> **Aim**:
Restate every entry word for word.

━━━━━ Provided data ━━━━━

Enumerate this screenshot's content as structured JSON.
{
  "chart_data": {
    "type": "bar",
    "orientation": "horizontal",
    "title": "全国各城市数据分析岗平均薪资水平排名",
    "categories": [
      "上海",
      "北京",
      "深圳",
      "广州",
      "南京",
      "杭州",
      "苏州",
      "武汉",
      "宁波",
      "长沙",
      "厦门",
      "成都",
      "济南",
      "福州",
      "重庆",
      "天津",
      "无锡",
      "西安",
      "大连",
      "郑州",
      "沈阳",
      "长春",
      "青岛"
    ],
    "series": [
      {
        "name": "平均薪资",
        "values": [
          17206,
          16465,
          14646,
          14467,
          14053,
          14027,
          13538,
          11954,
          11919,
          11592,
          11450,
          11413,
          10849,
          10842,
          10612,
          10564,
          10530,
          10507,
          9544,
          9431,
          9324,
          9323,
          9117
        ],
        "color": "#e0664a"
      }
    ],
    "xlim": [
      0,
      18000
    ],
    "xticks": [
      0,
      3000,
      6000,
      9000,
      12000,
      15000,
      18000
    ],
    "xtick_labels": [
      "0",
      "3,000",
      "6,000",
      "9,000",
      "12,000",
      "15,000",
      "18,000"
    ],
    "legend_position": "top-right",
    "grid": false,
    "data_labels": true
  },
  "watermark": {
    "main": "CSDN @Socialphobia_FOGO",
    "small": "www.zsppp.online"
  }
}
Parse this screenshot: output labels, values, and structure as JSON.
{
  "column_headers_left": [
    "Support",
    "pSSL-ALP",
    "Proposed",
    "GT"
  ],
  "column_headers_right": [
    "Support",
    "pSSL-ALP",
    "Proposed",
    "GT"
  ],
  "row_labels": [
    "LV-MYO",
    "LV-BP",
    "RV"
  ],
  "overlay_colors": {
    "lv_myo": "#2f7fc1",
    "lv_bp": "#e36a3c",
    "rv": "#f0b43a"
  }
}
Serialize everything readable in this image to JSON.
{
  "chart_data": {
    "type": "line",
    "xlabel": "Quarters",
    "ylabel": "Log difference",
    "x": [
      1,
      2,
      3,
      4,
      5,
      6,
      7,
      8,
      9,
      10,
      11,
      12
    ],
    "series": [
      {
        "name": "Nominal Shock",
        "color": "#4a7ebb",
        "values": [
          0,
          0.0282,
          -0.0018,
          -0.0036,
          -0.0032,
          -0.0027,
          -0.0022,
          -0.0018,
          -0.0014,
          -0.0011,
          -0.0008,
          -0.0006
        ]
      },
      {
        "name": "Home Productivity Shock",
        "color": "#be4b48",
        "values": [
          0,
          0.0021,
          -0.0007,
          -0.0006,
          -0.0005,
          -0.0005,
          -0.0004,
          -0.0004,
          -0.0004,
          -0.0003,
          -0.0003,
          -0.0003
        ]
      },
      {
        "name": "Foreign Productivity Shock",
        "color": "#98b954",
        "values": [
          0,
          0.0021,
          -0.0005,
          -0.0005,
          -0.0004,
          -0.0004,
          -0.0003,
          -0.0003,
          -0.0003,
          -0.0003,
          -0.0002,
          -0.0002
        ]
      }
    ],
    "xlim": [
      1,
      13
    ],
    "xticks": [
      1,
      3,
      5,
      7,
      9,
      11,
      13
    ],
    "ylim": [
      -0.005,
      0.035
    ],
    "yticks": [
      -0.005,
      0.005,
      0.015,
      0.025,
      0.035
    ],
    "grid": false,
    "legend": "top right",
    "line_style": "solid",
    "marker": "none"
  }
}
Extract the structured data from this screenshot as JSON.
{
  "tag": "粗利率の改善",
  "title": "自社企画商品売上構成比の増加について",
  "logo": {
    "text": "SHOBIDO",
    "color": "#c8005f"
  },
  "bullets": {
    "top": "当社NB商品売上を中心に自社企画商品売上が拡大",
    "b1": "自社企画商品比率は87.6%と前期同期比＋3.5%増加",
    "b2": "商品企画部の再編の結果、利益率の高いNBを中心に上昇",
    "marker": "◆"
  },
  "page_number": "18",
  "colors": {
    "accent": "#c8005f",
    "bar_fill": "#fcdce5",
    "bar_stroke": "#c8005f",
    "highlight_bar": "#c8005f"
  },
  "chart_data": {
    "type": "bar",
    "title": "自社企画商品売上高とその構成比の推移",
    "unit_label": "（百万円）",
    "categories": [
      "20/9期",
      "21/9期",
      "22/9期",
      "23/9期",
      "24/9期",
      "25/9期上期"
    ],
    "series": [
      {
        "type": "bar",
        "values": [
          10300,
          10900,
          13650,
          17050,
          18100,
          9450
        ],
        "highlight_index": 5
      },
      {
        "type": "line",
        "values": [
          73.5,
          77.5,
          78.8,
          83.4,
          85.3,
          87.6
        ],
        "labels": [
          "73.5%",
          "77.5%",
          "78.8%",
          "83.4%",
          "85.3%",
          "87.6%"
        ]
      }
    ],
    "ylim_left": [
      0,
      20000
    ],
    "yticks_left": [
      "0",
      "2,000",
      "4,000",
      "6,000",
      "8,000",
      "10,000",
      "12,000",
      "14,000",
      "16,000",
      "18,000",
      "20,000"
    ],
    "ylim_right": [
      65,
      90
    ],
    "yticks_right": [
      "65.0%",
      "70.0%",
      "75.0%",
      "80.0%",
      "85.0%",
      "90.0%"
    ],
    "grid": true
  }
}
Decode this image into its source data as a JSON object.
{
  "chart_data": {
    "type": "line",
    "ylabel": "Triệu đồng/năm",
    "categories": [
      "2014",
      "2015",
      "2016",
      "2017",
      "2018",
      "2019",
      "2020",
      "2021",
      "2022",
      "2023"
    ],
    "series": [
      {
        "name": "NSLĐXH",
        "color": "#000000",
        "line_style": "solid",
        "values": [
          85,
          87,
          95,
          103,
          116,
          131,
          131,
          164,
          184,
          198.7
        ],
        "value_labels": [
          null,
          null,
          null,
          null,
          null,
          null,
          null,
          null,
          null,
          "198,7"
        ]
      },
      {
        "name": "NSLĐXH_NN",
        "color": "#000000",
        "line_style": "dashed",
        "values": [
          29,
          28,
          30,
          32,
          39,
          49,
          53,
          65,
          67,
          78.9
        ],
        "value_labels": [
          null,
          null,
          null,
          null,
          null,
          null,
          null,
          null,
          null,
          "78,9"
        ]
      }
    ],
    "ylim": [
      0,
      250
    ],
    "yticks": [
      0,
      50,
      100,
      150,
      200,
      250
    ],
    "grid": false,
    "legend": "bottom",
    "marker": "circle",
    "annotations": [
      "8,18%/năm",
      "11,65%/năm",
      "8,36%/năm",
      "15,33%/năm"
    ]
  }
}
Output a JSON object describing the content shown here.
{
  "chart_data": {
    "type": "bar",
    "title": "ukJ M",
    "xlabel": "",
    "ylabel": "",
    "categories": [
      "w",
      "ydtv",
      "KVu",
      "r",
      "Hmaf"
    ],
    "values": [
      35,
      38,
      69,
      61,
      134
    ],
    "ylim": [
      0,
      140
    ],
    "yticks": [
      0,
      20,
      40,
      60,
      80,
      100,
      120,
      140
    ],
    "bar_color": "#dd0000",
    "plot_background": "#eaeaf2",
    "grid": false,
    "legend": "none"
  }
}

━━━━━

> **Response**:
Enumerate this screenshot's content as structured JSON.
{
  "chart_data": {
    "type": "bar",
    "orientation": "horizontal",
    "title": "全国各城市数据分析岗平均薪资水平排名",
    "categories": [
      "上海",
      "北京",
      "深圳",
      "广州",
      "南京",
      "杭州",
      "苏州",
      "武汉",
      "宁波",
      "长沙",
      "厦门",
      "成都",
      "济南",
      "福州",
      "重庆",
      "天津",
      "无锡",
      "西安",
      "大连",
      "郑州",
      "沈阳",
      "长春",
      "青岛"
    ],
    "series": [
      {
        "name": "平均薪资",
        "values": [
          17206,
          16465,
          14646,
          14467,
          14053,
          14027,
          13538,
          11954,
          11919,
          11592,
          11450,
          11413,
          10849,
          10842,
          10612,
          10564,
          10530,
          10507,
          9544,
          9431,
          9324,
          9323,
          9117
        ],
        "color": "#e0664a"
      }
    ],
    "xlim": [
      0,
      18000
    ],
    "xticks": [
      0,
      3000,
      6000,
      9000,
      12000,
      15000,
      18000
    ],
    "xtick_labels": [
      "0",
      "3,000",
      "6,000",
      "9,000",
      "12,000",
      "15,000",
      "18,000"
    ],
    "legend_position": "top-right",
    "grid": false,
    "data_labels": true
  },
  "watermark": {
    "main": "CSDN @Socialphobia_FOGO",
    "small": "www.zsppp.online"
  }
}
Parse this screenshot: output labels, values, and structure as JSON.
{
  "column_headers_left": [
    "Support",
    "pSSL-ALP",
    "Proposed",
    "GT"
  ],
  "column_headers_right": [
    "Support",
    "pSSL-ALP",
    "Proposed",
    "GT"
  ],
  "row_labels": [
    "LV-MYO",
    "LV-BP",
    "RV"
  ],
  "overlay_colors": {
    "lv_myo": "#2f7fc1",
    "lv_bp": "#e36a3c",
    "rv": "#f0b43a"
  }
}
Serialize everything readable in this image to JSON.
{
  "chart_data": {
    "type": "line",
    "xlabel": "Quarters",
    "ylabel": "Log difference",
    "x": [
      1,
      2,
      3,
      4,
      5,
      6,
      7,
      8,
      9,
      10,
      11,
      12
    ],
    "series": [
      {
        "name": "Nominal Shock",
        "color": "#4a7ebb",
        "values": [
          0,
          0.0282,
          -0.0018,
          -0.0036,
          -0.0032,
          -0.0027,
          -0.0022,
          -0.0018,
          -0.0014,
          -0.0011,
          -0.0008,
          -0.0006
        ]
      },
      {
        "name": "Home Productivity Shock",
        "color": "#be4b48",
        "values": [
          0,
          0.0021,
          -0.0007,
          -0.0006,
          -0.0005,
          -0.0005,
          -0.0004,
          -0.0004,
          -0.0004,
          -0.0003,
          -0.0003,
          -0.0003
        ]
      },
      {
        "name": "Foreign Productivity Shock",
        "color": "#98b954",
        "values": [
          0,
          0.0021,
          -0.0005,
          -0.0005,
          -0.0004,
          -0.0004,
          -0.0003,
          -0.0003,
          -0.0003,
          -0.0003,
          -0.0002,
          -0.0002
        ]
      }
    ],
    "xlim": [
      1,
      13
    ],
    "xticks": [
      1,
      3,
      5,
      7,
      9,
      11,
      13
    ],
    "ylim": [
      -0.005,
      0.035
    ],
    "yticks": [
      -0.005,
      0.005,
      0.015,
      0.025,
      0.035
    ],
    "grid": false,
    "legend": "top right",
    "line_style": "solid",
    "marker": "none"
  }
}
Extract the structured data from this screenshot as JSON.
{
  "tag": "粗利率の改善",
  "title": "自社企画商品売上構成比の増加について",
  "logo": {
    "text": "SHOBIDO",
    "color": "#c8005f"
  },
  "bullets": {
    "top": "当社NB商品売上を中心に自社企画商品売上が拡大",
    "b1": "自社企画商品比率は87.6%と前期同期比＋3.5%増加",
    "b2": "商品企画部の再編の結果、利益率の高いNBを中心に上昇",
    "marker": "◆"
  },
  "page_number": "18",
  "colors": {
    "accent": "#c8005f",
    "bar_fill": "#fcdce5",
    "bar_stroke": "#c8005f",
    "highlight_bar": "#c8005f"
  },
  "chart_data": {
    "type": "bar",
    "title": "自社企画商品売上高とその構成比の推移",
    "unit_label": "（百万円）",
    "categories": [
      "20/9期",
      "21/9期",
      "22/9期",
      "23/9期",
      "24/9期",
      "25/9期上期"
    ],
    "series": [
      {
        "type": "bar",
        "values": [
          10300,
          10900,
          13650,
          17050,
          18100,
          9450
        ],
        "highlight_index": 5
      },
      {
        "type": "line",
        "values": [
          73.5,
          77.5,
          78.8,
          83.4,
          85.3,
          87.6
        ],
        "labels": [
          "73.5%",
          "77.5%",
          "78.8%",
          "83.4%",
          "85.3%",
          "87.6%"
        ]
      }
    ],
    "ylim_left": [
      0,
      20000
    ],
    "yticks_left": [
      "0",
      "2,000",
      "4,000",
      "6,000",
      "8,000",
      "10,000",
      "12,000",
      "14,000",
      "16,000",
      "18,000",
      "20,000"
    ],
    "ylim_right": [
      65,
      90
    ],
    "yticks_right": [
      "65.0%",
      "70.0%",
      "75.0%",
      "80.0%",
      "85.0%",
      "90.0%"
    ],
    "grid": true
  }
}
Decode this image into its source data as a JSON object.
{
  "chart_data": {
    "type": "line",
    "ylabel": "Triệu đồng/năm",
    "categories": [
      "2014",
      "2015",
      "2016",
      "2017",
      "2018",
      "2019",
      "2020",
      "2021",
      "2022",
      "2023"
    ],
    "series": [
      {
        "name": "NSLĐXH",
        "color": "#000000",
        "line_style": "solid",
        "values": [
          85,
          87,
          95,
          103,
          116,
          131,
          131,
          164,
          184,
          198.7
        ],
        "value_labels": [
          null,
          null,
          null,
          null,
          null,
          null,
          null,
          null,
          null,
          "198,7"
        ]
      },
      {
        "name": "NSLĐXH_NN",
        "color": "#000000",
        "line_style": "dashed",
        "values": [
          29,
          28,
          30,
          32,
          39,
          49,
          53,
          65,
          67,
          78.9
        ],
        "value_labels": [
          null,
          null,
          null,
          null,
          null,
          null,
          null,
          null,
          null,
          "78,9"
        ]
      }
    ],
    "ylim": [
      0,
      250
    ],
    "yticks": [
      0,
      50,
      100,
      150,
      200,
      250
    ],
    "grid": false,
    "legend": "bottom",
    "marker": "circle",
    "annotations": [
      "8,18%/năm",
      "11,65%/năm",
      "8,36%/năm",
      "15,33%/năm"
    ]
  }
}
Output a JSON object describing the content shown here.
{
  "chart_data": {
    "type": "bar",
    "title": "ukJ M",
    "xlabel": "",
    "ylabel": "",
    "categories": [
      "w",
      "ydtv",
      "KVu",
      "r",
      "Hmaf"
    ],
    "values": [
      35,
      38,
      69,
      61,
      134
    ],
    "ylim": [
      0,
      140
    ],
    "yticks": [
      0,
      20,
      40,
      60,
      80,
      100,
      120,
      140
    ],
    "bar_color": "#dd0000",
    "plot_background": "#eaeaf2",
    "grid": false,
    "legend": "none"
  }
}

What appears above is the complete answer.